-- start Excerpted records --

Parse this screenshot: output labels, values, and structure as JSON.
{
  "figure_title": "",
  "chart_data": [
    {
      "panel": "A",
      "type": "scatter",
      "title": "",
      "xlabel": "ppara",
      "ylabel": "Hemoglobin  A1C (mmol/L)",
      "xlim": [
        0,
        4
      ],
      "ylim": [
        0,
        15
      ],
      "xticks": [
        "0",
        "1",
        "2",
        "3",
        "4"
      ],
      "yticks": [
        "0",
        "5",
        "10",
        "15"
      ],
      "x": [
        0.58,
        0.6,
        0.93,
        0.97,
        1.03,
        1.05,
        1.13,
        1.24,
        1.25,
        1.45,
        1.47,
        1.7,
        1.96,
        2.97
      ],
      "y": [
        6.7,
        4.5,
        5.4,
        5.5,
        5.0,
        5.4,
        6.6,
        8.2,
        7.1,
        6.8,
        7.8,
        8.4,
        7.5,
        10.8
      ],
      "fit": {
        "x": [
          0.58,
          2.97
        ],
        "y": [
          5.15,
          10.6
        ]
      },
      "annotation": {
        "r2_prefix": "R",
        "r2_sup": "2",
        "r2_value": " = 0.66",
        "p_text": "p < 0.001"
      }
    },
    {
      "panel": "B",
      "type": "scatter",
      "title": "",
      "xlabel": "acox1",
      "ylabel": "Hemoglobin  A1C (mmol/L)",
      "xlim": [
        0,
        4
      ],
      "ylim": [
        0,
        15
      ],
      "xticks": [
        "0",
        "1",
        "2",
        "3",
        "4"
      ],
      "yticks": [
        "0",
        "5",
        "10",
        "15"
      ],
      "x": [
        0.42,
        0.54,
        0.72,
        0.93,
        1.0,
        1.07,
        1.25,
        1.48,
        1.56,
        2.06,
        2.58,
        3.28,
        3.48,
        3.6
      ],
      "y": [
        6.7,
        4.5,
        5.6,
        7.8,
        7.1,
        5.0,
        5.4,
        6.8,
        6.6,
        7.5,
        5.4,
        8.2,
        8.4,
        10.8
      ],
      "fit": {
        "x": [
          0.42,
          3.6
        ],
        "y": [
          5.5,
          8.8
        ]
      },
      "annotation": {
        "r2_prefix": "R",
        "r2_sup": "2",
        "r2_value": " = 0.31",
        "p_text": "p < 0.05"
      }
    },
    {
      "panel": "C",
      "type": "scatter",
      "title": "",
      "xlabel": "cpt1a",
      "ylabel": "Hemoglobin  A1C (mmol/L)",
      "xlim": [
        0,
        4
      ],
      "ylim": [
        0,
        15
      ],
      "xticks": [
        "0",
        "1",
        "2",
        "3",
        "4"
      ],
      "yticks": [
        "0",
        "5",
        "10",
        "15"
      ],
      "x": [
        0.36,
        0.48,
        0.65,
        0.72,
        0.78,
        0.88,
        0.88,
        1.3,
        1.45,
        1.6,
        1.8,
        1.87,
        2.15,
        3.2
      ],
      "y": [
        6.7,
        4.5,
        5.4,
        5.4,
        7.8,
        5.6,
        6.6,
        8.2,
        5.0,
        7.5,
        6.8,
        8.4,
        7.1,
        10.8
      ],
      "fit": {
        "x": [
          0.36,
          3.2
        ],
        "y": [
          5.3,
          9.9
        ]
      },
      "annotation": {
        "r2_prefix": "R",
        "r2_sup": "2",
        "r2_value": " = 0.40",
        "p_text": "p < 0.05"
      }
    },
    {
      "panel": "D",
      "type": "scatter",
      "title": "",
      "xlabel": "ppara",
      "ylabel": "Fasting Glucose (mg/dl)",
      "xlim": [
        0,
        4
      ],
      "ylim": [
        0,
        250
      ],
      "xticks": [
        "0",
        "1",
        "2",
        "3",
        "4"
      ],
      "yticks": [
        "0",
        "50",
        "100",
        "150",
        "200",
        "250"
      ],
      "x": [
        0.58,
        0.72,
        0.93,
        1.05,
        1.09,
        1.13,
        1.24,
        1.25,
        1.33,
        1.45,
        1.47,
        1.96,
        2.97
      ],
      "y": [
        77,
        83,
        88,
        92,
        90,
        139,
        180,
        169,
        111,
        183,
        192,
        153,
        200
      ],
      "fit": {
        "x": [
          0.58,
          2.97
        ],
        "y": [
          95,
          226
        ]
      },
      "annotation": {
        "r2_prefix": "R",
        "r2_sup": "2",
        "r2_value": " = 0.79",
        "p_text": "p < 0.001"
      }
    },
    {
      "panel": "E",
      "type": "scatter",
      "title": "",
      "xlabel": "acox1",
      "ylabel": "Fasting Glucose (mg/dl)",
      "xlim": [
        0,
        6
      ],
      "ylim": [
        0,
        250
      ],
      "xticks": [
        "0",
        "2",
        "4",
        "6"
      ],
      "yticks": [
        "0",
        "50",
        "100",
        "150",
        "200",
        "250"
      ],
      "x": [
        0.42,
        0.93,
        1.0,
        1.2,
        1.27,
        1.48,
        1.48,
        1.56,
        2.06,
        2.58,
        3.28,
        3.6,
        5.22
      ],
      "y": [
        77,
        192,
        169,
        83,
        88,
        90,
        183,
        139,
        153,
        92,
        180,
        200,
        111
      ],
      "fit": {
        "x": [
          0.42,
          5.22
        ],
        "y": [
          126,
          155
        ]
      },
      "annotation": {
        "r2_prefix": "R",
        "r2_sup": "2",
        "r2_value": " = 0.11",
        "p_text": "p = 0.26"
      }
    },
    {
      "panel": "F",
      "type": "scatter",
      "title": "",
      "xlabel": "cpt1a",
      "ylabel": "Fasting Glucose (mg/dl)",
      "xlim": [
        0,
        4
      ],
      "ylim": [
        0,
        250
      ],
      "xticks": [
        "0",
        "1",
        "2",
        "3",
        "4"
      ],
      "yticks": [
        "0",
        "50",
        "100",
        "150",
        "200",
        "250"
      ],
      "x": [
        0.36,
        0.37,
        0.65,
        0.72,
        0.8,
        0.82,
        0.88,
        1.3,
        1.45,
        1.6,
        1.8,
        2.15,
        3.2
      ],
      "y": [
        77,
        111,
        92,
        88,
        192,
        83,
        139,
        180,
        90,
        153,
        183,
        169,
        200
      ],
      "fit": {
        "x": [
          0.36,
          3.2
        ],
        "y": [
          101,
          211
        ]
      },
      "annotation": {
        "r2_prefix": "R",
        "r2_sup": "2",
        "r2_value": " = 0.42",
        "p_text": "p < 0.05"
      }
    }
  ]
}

-- end Excerpted records --

Task goal = Using the listing above, reproduce each line without omission.

Answer to the task =
Parse this screenshot: output labels, values, and structure as JSON.
{
  "figure_title": "",
  "chart_data": [
    {
      "panel": "A",
      "type": "scatter",
      "title": "",
      "xlabel": "ppara",
      "ylabel": "Hemoglobin  A1C (mmol/L)",
      "xlim": [
        0,
        4
      ],
      "ylim": [
        0,
        15
      ],
      "xticks": [
        "0",
        "1",
        "2",
        "3",
        "4"
      ],
      "yticks": [
        "0",
        "5",
        "10",
        "15"
      ],
      "x": [
        0.58,
        0.6,
        0.93,
        0.97,
        1.03,
        1.05,
        1.13,
        1.24,
        1.25,
        1.45,
        1.47,
        1.7,
        1.96,
        2.97
      ],
      "y": [
        6.7,
        4.5,
        5.4,
        5.5,
        5.0,
        5.4,
        6.6,
        8.2,
        7.1,
        6.8,
        7.8,
        8.4,
        7.5,
        10.8
      ],
      "fit": {
        "x": [
          0.58,
          2.97
        ],
        "y": [
          5.15,
          10.6
        ]
      },
      "annotation": {
        "r2_prefix": "R",
        "r2_sup": "2",
        "r2_value": " = 0.66",
        "p_text": "p < 0.001"
      }
    },
    {
      "panel": "B",
      "type": "scatter",
      "title": "",
      "xlabel": "acox1",
      "ylabel": "Hemoglobin  A1C (mmol/L)",
      "xlim": [
        0,
        4
      ],
      "ylim": [
        0,
        15
      ],
      "xticks": [
        "0",
        "1",
        "2",
        "3",
        "4"
      ],
      "yticks": [
        "0",
        "5",
        "10",
        "15"
      ],
      "x": [
        0.42,
        0.54,
        0.72,
        0.93,
        1.0,
        1.07,
        1.25,
        1.48,
        1.56,
        2.06,
        2.58,
        3.28,
        3.48,
        3.6
      ],
      "y": [
        6.7,
        4.5,
        5.6,
        7.8,
        7.1,
        5.0,
        5.4,
        6.8,
        6.6,
        7.5,
        5.4,
        8.2,
        8.4,
        10.8
      ],
      "fit": {
        "x": [
          0.42,
          3.6
        ],
        "y": [
          5.5,
          8.8
        ]
      },
      "annotation": {
        "r2_prefix": "R",
        "r2_sup": "2",
        "r2_value": " = 0.31",
        "p_text": "p < 0.05"
      }
    },
    {
      "panel": "C",
      "type": "scatter",
      "title": "",
      "xlabel": "cpt1a",
      "ylabel": "Hemoglobin  A1C (mmol/L)",
      "xlim": [
        0,
        4
      ],
      "ylim": [
        0,
        15
      ],
      "xticks": [
        "0",
        "1",
        "2",
        "3",
        "4"
      ],
      "yticks": [
        "0",
        "5",
        "10",
        "15"
      ],
      "x": [
        0.36,
        0.48,
        0.65,
        0.72,
        0.78,
        0.88,
        0.88,
        1.3,
        1.45,
        1.6,
        1.8,
        1.87,
        2.15,
        3.2
      ],
      "y": [
        6.7,
        4.5,
        5.4,
        5.4,
        7.8,
        5.6,
        6.6,
        8.2,
        5.0,
        7.5,
        6.8,
        8.4,
        7.1,
        10.8
      ],
      "fit": {
        "x": [
          0.36,
          3.2
        ],
        "y": [
          5.3,
          9.9
        ]
      },
      "annotation": {
        "r2_prefix": "R",
        "r2_sup": "2",
        "r2_value": " = 0.40",
        "p_text": "p < 0.05"
      }
    },
    {
      "panel": "D",
      "type": "scatter",
      "title": "",
      "xlabel": "ppara",
      "ylabel": "Fasting Glucose (mg/dl)",
      "xlim": [
        0,
        4
      ],
      "ylim": [
        0,
        250
      ],
      "xticks": [
        "0",
        "1",
        "2",
        "3",
        "4"
      ],
      "yticks": [
        "0",
        "50",
        "100",
        "150",
        "200",
        "250"
      ],
      "x": [
        0.58,
        0.72,
        0.93,
        1.05,
        1.09,
        1.13,
        1.24,
        1.25,
        1.33,
        1.45,
        1.47,
        1.96,
        2.97
      ],
      "y": [
        77,
        83,
        88,
        92,
        90,
        139,
        180,
        169,
        111,
        183,
        192,
        153,
        200
      ],
      "fit": {
        "x": [
          0.58,
          2.97
        ],
        "y": [
          95,
          226
        ]
      },
      "annotation": {
        "r2_prefix": "R",
        "r2_sup": "2",
        "r2_value": " = 0.79",
        "p_text": "p < 0.001"
      }
    },
    {
      "panel": "E",
      "type": "scatter",
      "title": "",
      "xlabel": "acox1",
      "ylabel": "Fasting Glucose (mg/dl)",
      "xlim": [
        0,
        6
      ],
      "ylim": [
        0,
        250
      ],
      "xticks": [
        "0",
        "2",
        "4",
        "6"
      ],
      "yticks": [
        "0",
        "50",
        "100",
        "150",
        "200",
        "250"
      ],
      "x": [
        0.42,
        0.93,
        1.0,
        1.2,
        1.27,
        1.48,
        1.48,
        1.56,
        2.06,
        2.58,
        3.28,
        3.6,
        5.22
      ],
      "y": [
        77,
        192,
        169,
        83,
        88,
        90,
        183,
        139,
        153,
        92,
        180,
        200,
        111
      ],
      "fit": {
        "x": [
          0.42,
          5.22
        ],
        "y": [
          126,
          155
        ]
      },
      "annotation": {
        "r2_prefix": "R",
        "r2_sup": "2",
        "r2_value": " = 0.11",
        "p_text": "p = 0.26"
      }
    },
    {
      "panel": "F",
      "type": "scatter",
      "title": "",
      "xlabel": "cpt1a",
      "ylabel": "Fasting Glucose (mg/dl)",
      "xlim": [
        0,
        4
      ],
      "ylim": [
        0,
        250
      ],
      "xticks": [
        "0",
        "1",
        "2",
        "3",
        "4"
      ],
      "yticks": [
        "0",
        "50",
        "100",
        "150",
        "200",
        "250"
      ],
      "x": [
        0.36,
        0.37,
        0.65,
        0.72,
        0.8,
        0.82,
        0.88,
        1.3,
        1.45,
        1.6,
        1.8,
        2.15,
        3.2
      ],
      "y": [
        77,
        111,
        92,
        88,
        192,
        83,
        139,
        180,
        90,
        153,
        183,
        169,
        200
      ],
      "fit": {
        "x": [
          0.36,
          3.2
        ],
        "y": [
          101,
          211
        ]
      },
      "annotation": {
        "r2_prefix": "R",
        "r2_sup": "2",
        "r2_value": " = 0.42",
        "p_text": "p < 0.05"
      }
    }
  ]
}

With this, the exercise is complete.